Entries with figure data:
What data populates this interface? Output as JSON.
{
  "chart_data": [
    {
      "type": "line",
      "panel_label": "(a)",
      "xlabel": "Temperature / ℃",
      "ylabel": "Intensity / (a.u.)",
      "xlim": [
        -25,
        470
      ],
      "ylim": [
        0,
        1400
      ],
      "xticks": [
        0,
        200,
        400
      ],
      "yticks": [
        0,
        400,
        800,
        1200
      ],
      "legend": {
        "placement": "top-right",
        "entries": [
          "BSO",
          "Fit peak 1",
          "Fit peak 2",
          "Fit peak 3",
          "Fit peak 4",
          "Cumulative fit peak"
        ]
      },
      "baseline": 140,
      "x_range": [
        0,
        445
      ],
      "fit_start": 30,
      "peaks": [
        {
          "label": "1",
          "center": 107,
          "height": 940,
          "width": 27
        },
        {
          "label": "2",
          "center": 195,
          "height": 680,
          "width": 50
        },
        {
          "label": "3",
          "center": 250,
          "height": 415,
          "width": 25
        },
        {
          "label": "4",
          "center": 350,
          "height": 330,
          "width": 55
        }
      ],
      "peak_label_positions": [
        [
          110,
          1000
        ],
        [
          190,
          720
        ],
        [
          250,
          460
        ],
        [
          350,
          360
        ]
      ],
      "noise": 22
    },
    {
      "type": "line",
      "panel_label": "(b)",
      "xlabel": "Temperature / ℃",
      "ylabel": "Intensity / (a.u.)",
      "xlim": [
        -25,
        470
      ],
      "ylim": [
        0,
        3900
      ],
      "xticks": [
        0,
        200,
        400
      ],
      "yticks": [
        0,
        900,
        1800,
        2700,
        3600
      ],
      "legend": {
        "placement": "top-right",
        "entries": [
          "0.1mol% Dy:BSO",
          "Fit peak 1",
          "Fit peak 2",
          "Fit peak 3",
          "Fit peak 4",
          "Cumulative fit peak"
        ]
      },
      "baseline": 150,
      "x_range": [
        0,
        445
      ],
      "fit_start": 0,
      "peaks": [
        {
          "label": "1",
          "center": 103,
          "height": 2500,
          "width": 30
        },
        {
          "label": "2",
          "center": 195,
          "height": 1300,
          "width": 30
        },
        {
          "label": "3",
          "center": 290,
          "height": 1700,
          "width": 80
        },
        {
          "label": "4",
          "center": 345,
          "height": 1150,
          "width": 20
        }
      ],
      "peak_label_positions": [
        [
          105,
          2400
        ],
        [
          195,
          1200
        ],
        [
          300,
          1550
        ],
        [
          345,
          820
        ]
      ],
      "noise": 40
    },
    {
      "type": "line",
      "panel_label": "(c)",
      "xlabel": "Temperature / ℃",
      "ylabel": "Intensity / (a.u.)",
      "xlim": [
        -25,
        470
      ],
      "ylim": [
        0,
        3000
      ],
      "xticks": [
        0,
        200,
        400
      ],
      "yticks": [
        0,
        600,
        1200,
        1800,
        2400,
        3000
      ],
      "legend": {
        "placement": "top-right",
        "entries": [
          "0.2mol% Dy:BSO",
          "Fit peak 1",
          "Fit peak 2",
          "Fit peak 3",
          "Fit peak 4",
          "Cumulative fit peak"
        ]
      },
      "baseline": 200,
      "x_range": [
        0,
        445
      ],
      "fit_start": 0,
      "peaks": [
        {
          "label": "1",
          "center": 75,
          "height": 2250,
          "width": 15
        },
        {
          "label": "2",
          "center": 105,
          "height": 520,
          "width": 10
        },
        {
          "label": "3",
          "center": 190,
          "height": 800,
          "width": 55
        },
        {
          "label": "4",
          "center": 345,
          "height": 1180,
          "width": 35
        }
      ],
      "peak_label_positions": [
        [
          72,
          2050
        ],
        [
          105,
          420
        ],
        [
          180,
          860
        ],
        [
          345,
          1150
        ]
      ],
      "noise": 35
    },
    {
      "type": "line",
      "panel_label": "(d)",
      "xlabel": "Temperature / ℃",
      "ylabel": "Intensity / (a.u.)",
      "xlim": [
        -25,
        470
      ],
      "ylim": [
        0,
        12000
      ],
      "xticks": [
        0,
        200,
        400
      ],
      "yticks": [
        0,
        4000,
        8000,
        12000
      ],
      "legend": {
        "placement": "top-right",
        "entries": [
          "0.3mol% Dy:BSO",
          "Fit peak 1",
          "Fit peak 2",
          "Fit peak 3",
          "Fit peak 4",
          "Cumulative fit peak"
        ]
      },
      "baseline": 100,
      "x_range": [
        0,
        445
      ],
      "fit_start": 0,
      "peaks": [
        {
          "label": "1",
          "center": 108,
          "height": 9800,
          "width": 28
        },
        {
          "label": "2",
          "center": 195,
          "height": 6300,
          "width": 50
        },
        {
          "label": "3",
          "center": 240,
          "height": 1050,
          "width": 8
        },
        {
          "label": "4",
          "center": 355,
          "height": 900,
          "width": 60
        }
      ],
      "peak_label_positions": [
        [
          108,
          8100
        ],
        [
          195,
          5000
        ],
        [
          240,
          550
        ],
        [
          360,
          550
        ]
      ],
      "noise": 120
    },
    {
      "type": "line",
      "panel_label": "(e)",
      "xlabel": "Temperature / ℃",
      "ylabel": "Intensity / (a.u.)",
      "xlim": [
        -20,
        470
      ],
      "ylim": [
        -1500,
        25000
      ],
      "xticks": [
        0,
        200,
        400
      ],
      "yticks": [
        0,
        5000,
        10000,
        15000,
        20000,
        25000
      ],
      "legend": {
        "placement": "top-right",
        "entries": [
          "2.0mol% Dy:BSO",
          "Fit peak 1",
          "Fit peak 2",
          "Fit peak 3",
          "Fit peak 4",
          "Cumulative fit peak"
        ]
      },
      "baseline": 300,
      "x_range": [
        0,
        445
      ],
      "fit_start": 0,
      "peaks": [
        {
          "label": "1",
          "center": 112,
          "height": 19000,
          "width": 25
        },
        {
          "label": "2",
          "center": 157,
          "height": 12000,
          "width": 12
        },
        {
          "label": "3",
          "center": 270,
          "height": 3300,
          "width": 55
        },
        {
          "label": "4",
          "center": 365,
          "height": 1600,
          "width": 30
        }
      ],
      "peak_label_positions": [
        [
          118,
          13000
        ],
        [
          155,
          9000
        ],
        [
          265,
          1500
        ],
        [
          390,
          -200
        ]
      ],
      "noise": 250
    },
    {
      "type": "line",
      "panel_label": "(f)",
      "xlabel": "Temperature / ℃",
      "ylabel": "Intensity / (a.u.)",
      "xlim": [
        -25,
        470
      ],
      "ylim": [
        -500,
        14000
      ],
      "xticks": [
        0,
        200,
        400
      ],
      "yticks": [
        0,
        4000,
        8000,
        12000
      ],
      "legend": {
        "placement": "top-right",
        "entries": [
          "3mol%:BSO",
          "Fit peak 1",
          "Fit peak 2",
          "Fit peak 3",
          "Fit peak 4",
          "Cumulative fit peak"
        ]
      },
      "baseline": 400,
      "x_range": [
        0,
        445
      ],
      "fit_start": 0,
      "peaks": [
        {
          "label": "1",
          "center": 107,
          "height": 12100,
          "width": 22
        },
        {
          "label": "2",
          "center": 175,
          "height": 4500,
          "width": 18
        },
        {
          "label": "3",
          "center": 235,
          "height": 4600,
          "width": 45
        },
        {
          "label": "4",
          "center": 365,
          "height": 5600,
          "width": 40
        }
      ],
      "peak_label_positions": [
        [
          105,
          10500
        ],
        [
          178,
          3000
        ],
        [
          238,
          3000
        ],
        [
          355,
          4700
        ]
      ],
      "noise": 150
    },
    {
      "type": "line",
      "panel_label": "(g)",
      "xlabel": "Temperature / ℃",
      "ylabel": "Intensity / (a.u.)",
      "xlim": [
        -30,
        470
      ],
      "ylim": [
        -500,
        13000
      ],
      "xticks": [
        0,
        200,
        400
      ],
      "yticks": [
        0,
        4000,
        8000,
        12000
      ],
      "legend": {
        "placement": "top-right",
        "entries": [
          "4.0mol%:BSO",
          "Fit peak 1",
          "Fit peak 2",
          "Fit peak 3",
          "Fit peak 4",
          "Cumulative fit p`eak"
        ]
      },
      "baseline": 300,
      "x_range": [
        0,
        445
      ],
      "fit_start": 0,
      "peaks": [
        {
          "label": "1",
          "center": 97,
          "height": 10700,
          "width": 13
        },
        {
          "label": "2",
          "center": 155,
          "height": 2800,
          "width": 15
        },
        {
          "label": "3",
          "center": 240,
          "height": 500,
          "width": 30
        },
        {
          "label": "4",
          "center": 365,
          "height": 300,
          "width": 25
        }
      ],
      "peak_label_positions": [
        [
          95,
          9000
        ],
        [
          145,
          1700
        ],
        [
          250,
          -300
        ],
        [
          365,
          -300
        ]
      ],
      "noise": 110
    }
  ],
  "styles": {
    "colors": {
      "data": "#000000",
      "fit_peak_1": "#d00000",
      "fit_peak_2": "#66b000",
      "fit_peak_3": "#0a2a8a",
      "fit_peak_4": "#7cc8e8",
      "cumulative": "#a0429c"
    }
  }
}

- [Work instructions] In the entries above, find each line with the word "baseline" and show it.

- [Answer to this task]
      "baseline": 140,
      "baseline": 150,
      "baseline": 200,
      "baseline": 100,
      "baseline": 300,
      "baseline": 400,
      "baseline": 300,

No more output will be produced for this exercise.